> [Dataset]
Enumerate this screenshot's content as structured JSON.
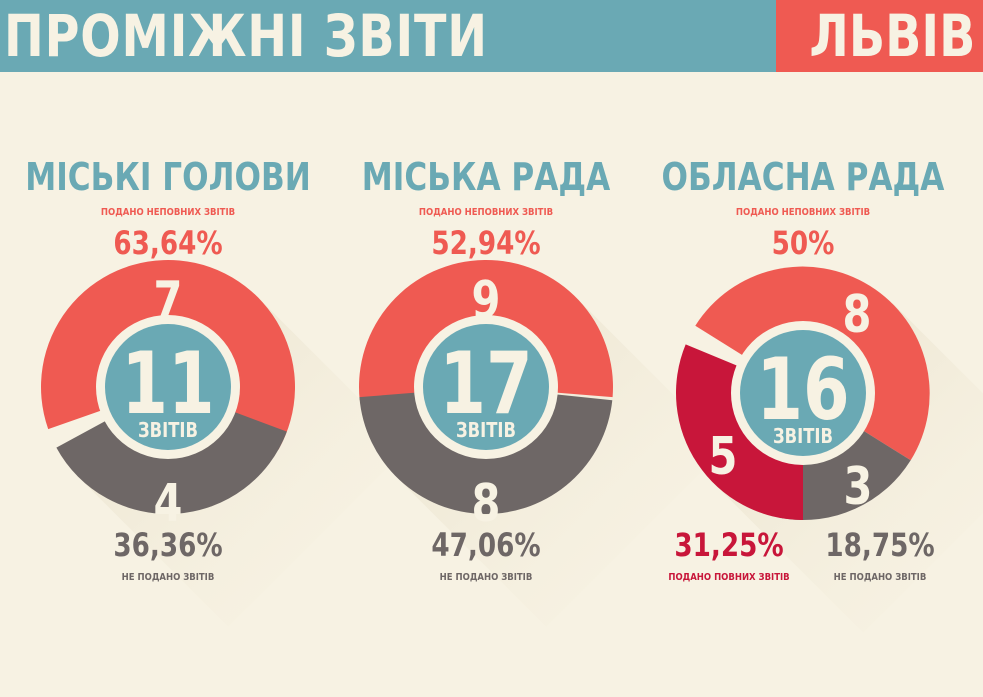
{
  "header": {
    "title": "ПРОМІЖНІ ЗВІТИ",
    "city": "ЛЬВІВ"
  },
  "colors": {
    "banner": "#6aa9b4",
    "city_banner": "#ef5a52",
    "partial": "#ef5a52",
    "not_submitted": "#6e6766",
    "full": "#c8163a",
    "center": "#6aa9b4",
    "background": "#f7f2e3"
  },
  "chart_data": [
    {
      "type": "pie",
      "title": "МІСЬКІ ГОЛОВИ",
      "total": "11",
      "total_label": "ЗВІТІВ",
      "slices": [
        {
          "key": "partial",
          "value": 7,
          "label": "7",
          "percent": "63,64%",
          "caption": "ПОДАНО НЕПОВНИХ ЗВІТІВ"
        },
        {
          "key": "not_submitted",
          "value": 4,
          "label": "4",
          "percent": "36,36%",
          "caption": "НЕ ПОДАНО ЗВІТІВ"
        }
      ]
    },
    {
      "type": "pie",
      "title": "МІСЬКА РАДА",
      "total": "17",
      "total_label": "ЗВІТІВ",
      "slices": [
        {
          "key": "partial",
          "value": 9,
          "label": "9",
          "percent": "52,94%",
          "caption": "ПОДАНО НЕПОВНИХ ЗВІТІВ"
        },
        {
          "key": "not_submitted",
          "value": 8,
          "label": "8",
          "percent": "47,06%",
          "caption": "НЕ ПОДАНО ЗВІТІВ"
        }
      ]
    },
    {
      "type": "pie",
      "title": "ОБЛАСНА РАДА",
      "total": "16",
      "total_label": "ЗВІТІВ",
      "slices": [
        {
          "key": "partial",
          "value": 8,
          "label": "8",
          "percent": "50%",
          "caption": "ПОДАНО НЕПОВНИХ ЗВІТІВ"
        },
        {
          "key": "not_submitted",
          "value": 3,
          "label": "3",
          "percent": "18,75%",
          "caption": "НЕ ПОДАНО ЗВІТІВ"
        },
        {
          "key": "full",
          "value": 5,
          "label": "5",
          "percent": "31,25%",
          "caption": "ПОДАНО ПОВНИХ ЗВІТІВ"
        }
      ]
    }
  ]
}
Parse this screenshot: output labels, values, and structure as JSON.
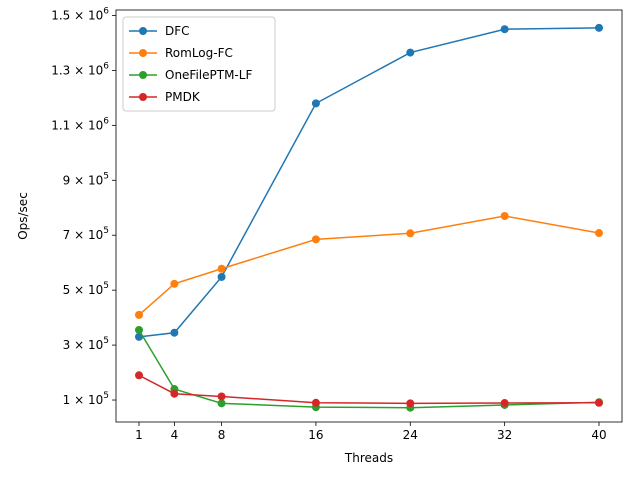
{
  "chart_data": {
    "type": "line",
    "xlabel": "Threads",
    "ylabel": "Ops/sec",
    "x": [
      1,
      4,
      8,
      16,
      24,
      32,
      40
    ],
    "xticks": [
      "1",
      "4",
      "8",
      "16",
      "24",
      "32",
      "40"
    ],
    "xlim": [
      -0.95,
      41.95
    ],
    "ylim": [
      20000,
      1520000
    ],
    "yticks": [
      {
        "value": 100000,
        "mantissa": "1",
        "exponent": "5"
      },
      {
        "value": 300000,
        "mantissa": "3",
        "exponent": "5"
      },
      {
        "value": 500000,
        "mantissa": "5",
        "exponent": "5"
      },
      {
        "value": 700000,
        "mantissa": "7",
        "exponent": "5"
      },
      {
        "value": 900000,
        "mantissa": "9",
        "exponent": "5"
      },
      {
        "value": 1100000,
        "mantissa": "1.1",
        "exponent": "6"
      },
      {
        "value": 1300000,
        "mantissa": "1.3",
        "exponent": "6"
      },
      {
        "value": 1500000,
        "mantissa": "1.5",
        "exponent": "6"
      }
    ],
    "grid": false,
    "legend_position": "top-left",
    "series": [
      {
        "name": "DFC",
        "color": "#1f77b4",
        "values": [
          330000,
          345000,
          548000,
          1180000,
          1365000,
          1450000,
          1455000
        ]
      },
      {
        "name": "RomLog-FC",
        "color": "#ff7f0e",
        "values": [
          410000,
          523000,
          578000,
          685000,
          707000,
          770000,
          708000
        ]
      },
      {
        "name": "OneFilePTM-LF",
        "color": "#2ca02c",
        "values": [
          355000,
          140000,
          88000,
          74000,
          72000,
          82000,
          92000
        ]
      },
      {
        "name": "PMDK",
        "color": "#d62728",
        "values": [
          190000,
          123000,
          113000,
          90000,
          88000,
          89000,
          90000
        ]
      }
    ]
  }
}
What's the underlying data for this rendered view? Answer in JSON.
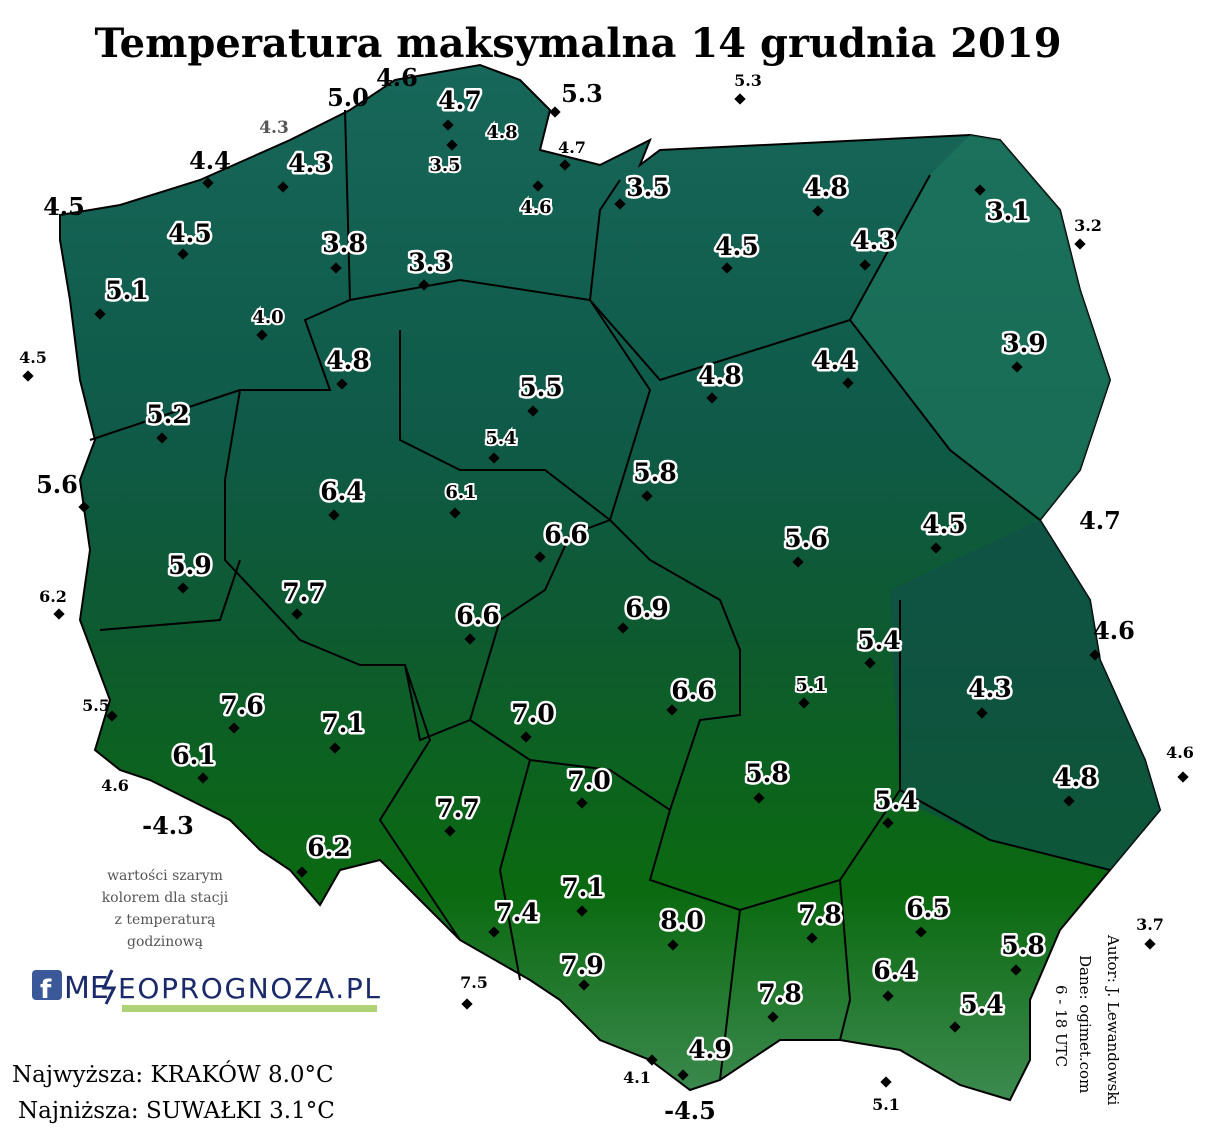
{
  "header": {
    "title": "Temperatura maksymalna 14 grudnia 2019"
  },
  "stations": [
    "4.6",
    "5.0",
    "4.7",
    "5.3",
    "5.3",
    "4.3",
    "4.8",
    "4.7",
    "4.4",
    "4.3",
    "3.5",
    "3.5",
    "4.8",
    "4.6",
    "3.1",
    "3.2",
    "4.5",
    "4.5",
    "3.8",
    "4.5",
    "4.3",
    "3.3",
    "5.1",
    "4.0",
    "3.9",
    "4.5",
    "4.8",
    "4.8",
    "4.4",
    "5.5",
    "5.2",
    "5.4",
    "5.8",
    "5.6",
    "6.4",
    "6.1",
    "4.7",
    "6.6",
    "5.6",
    "4.5",
    "5.9",
    "6.2",
    "7.7",
    "6.6",
    "6.9",
    "5.4",
    "4.6",
    "5.1",
    "6.6",
    "4.3",
    "5.5",
    "7.6",
    "7.1",
    "7.0",
    "6.1",
    "4.6",
    "5.8",
    "7.0",
    "4.8",
    "5.4",
    "4.6",
    "-4.3",
    "7.7",
    "6.2",
    "6.5",
    "7.1",
    "7.4",
    "8.0",
    "7.8",
    "3.7",
    "5.8",
    "7.9",
    "6.4",
    "7.5",
    "7.8",
    "5.4",
    "4.9",
    "4.1",
    "-4.5",
    "5.1"
  ],
  "note": [
    "wartości szarym",
    "kolorem dla stacji",
    "z temperaturą",
    "godzinową"
  ],
  "logo": {
    "left": "ME",
    "right": "EOPROGNOZA.PL"
  },
  "summary": {
    "max": "Najwyższa: KRAKÓW 8.0°C",
    "min": "Najniższa: SUWAŁKI 3.1°C"
  },
  "credits": [
    "Autor: J. Lewandowski",
    "Dane: ogimet.com",
    "6 - 18 UTC"
  ]
}
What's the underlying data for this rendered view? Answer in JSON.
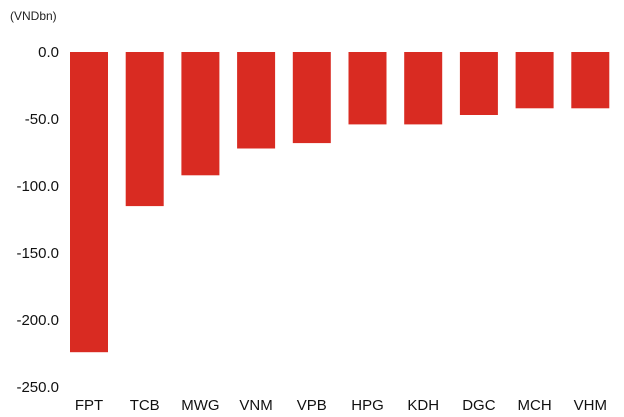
{
  "chart_data": {
    "type": "bar",
    "title": "",
    "unit_label": "(VNDbn)",
    "xlabel": "",
    "ylabel": "",
    "ylim": [
      -250,
      0
    ],
    "y_ticks": [
      0,
      -50,
      -100,
      -150,
      -200,
      -250
    ],
    "y_tick_labels": [
      "0.0",
      "-50.0",
      "-100.0",
      "-150.0",
      "-200.0",
      "-250.0"
    ],
    "categories": [
      "FPT",
      "TCB",
      "MWG",
      "VNM",
      "VPB",
      "HPG",
      "KDH",
      "DGC",
      "MCH",
      "VHM"
    ],
    "values": [
      -224,
      -115,
      -92,
      -72,
      -68,
      -54,
      -54,
      -47,
      -42,
      -42
    ],
    "bar_color": "#d92b22",
    "grid": false,
    "legend": "none"
  }
}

> [Work instructions] Identify every line holding the word "РАДА" and copy it out.

> [Result below]
      "title": "МІСЬКА РАДА",
      "title": "ОБЛАСНА РАДА",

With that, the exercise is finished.